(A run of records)
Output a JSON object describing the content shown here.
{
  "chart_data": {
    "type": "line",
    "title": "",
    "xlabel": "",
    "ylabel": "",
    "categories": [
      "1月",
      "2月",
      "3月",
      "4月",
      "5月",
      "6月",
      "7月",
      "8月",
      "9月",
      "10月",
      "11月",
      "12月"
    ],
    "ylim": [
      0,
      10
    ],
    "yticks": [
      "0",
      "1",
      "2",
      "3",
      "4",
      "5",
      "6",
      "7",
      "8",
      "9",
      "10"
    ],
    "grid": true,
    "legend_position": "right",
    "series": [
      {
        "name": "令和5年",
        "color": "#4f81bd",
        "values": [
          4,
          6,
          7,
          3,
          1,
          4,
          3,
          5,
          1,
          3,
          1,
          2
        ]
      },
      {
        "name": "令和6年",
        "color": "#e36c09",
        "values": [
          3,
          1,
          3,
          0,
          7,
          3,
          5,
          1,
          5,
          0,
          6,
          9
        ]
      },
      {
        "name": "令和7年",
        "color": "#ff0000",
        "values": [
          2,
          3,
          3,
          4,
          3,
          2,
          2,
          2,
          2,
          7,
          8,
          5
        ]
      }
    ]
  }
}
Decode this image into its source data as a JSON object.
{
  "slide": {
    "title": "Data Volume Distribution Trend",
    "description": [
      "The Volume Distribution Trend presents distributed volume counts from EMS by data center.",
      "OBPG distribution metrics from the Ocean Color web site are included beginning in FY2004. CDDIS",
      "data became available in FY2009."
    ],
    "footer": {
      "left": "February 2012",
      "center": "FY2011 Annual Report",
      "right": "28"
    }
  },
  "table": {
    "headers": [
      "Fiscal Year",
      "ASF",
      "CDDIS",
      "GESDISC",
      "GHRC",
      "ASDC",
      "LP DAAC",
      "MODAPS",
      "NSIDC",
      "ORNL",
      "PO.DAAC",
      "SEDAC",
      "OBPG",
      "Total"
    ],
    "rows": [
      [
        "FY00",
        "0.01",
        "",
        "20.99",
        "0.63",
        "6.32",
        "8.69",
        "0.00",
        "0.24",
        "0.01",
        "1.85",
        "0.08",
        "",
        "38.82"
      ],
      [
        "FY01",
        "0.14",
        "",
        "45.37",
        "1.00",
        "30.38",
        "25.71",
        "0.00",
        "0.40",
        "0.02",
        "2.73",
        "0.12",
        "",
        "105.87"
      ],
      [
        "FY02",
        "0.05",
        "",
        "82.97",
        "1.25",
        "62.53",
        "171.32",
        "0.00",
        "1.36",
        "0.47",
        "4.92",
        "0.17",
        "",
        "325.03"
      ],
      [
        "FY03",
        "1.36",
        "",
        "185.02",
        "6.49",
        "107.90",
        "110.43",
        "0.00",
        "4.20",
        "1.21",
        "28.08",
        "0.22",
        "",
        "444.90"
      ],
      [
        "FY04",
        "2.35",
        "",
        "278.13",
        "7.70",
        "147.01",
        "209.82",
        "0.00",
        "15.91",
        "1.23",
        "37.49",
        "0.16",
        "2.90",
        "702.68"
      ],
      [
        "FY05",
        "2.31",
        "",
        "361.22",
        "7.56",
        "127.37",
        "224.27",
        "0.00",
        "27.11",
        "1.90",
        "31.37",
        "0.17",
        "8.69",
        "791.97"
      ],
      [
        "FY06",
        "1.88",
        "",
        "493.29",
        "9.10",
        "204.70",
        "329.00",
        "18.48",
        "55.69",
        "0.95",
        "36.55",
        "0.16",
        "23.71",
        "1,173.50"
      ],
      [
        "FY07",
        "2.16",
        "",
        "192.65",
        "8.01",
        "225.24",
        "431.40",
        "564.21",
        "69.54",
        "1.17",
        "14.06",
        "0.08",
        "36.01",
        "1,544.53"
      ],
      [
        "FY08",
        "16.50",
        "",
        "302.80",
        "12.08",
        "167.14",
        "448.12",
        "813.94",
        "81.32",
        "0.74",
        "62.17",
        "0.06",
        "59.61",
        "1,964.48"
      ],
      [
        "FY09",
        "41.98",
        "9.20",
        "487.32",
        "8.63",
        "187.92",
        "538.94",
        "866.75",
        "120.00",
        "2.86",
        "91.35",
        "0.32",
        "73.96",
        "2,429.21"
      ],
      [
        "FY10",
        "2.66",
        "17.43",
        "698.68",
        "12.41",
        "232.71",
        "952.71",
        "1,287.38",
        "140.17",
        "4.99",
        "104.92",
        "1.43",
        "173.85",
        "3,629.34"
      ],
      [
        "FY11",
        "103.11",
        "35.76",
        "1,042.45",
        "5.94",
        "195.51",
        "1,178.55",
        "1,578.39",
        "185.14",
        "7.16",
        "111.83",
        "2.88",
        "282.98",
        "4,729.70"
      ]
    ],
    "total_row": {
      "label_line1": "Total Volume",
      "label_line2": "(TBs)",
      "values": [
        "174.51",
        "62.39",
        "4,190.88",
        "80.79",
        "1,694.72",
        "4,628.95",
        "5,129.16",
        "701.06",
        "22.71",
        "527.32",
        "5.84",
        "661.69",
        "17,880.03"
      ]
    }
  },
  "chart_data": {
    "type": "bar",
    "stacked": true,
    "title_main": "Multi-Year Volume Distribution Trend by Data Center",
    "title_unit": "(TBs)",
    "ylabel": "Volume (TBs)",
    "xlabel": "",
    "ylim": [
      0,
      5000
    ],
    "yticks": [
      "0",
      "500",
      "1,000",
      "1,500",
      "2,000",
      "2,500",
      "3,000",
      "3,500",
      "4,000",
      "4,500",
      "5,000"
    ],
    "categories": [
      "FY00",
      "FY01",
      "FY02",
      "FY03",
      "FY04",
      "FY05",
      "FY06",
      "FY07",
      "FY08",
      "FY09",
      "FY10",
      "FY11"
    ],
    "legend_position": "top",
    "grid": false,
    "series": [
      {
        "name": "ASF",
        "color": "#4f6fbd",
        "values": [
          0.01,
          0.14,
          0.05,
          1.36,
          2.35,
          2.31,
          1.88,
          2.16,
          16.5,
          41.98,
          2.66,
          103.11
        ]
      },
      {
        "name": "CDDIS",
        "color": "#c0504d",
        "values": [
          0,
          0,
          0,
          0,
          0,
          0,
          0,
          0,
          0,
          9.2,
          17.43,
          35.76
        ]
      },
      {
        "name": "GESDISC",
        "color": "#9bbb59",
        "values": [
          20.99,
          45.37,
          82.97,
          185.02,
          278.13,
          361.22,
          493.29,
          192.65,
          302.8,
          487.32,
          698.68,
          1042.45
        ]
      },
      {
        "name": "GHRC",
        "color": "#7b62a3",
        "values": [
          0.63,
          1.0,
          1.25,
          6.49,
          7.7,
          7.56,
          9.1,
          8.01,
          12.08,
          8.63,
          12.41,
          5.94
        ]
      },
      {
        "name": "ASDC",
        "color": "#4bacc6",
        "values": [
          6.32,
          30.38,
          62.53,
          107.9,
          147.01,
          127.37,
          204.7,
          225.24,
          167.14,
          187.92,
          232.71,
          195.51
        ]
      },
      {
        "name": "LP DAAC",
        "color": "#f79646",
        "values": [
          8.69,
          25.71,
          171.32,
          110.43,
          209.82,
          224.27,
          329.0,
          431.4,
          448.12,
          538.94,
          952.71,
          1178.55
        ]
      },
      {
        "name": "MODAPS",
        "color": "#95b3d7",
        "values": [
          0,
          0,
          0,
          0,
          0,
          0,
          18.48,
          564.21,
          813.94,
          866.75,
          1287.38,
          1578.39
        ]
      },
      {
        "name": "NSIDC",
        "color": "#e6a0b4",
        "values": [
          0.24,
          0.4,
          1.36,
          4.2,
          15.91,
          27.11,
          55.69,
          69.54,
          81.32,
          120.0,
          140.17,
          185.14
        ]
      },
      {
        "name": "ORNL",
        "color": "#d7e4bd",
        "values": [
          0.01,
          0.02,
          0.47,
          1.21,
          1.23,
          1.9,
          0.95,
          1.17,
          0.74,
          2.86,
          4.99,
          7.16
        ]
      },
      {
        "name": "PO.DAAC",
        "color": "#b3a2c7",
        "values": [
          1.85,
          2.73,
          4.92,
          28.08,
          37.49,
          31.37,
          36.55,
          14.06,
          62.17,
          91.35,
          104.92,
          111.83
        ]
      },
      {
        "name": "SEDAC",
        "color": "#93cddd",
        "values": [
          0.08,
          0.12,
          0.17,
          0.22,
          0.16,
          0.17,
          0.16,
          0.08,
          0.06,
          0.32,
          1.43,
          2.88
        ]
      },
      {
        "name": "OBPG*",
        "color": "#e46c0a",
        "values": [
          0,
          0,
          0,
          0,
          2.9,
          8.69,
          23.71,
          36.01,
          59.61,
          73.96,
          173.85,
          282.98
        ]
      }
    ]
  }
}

- _Objective_: Go through the entries and return each line where the word "Trend" appears.

- _Solution to this task_:
    "title": "Data Volume Distribution Trend",
      "The Volume Distribution Trend presents distributed volume counts from EMS by data center.",
    "title_main": "Multi-Year Volume Distribution Trend by Data Center",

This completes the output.